PROMPT: In the records below, find each line containing the word "name" and copy it.

DATA ENTRIES:

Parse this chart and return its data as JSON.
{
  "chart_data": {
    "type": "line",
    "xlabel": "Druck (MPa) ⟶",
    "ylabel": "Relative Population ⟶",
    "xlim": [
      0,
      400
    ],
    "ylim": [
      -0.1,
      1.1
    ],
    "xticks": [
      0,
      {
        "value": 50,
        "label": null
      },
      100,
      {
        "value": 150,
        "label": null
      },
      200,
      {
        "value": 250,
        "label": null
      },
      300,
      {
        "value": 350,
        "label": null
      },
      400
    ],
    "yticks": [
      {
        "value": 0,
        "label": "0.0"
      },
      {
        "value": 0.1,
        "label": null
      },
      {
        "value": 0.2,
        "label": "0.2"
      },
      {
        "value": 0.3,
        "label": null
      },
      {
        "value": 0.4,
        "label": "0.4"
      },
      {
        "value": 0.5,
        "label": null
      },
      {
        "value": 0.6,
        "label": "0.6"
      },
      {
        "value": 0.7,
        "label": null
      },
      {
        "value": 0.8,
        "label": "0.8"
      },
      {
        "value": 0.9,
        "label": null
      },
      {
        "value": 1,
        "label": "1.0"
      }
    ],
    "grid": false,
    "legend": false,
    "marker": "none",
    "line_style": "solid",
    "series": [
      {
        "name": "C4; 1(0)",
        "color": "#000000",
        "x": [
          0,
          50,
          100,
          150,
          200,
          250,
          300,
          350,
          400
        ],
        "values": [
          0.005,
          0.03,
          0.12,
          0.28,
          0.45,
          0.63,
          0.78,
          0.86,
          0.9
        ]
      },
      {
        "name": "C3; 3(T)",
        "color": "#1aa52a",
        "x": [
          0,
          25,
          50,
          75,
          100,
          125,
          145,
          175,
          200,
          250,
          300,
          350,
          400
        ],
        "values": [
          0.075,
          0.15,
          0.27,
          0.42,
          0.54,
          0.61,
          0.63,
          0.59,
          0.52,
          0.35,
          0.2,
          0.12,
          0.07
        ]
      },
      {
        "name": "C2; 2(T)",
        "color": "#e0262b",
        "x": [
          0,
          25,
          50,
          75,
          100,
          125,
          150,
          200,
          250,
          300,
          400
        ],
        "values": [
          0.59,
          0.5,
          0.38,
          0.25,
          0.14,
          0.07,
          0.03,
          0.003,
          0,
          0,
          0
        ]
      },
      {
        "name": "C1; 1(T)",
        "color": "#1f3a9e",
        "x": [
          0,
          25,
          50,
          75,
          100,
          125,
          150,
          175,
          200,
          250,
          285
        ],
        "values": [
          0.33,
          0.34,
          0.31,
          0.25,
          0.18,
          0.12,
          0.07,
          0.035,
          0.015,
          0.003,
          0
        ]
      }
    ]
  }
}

REPLY TO THE TASK:
        "name": "C4; 1(0)",
        "name": "C3; 3(T)",
        "name": "C2; 2(T)",
        "name": "C1; 1(T)",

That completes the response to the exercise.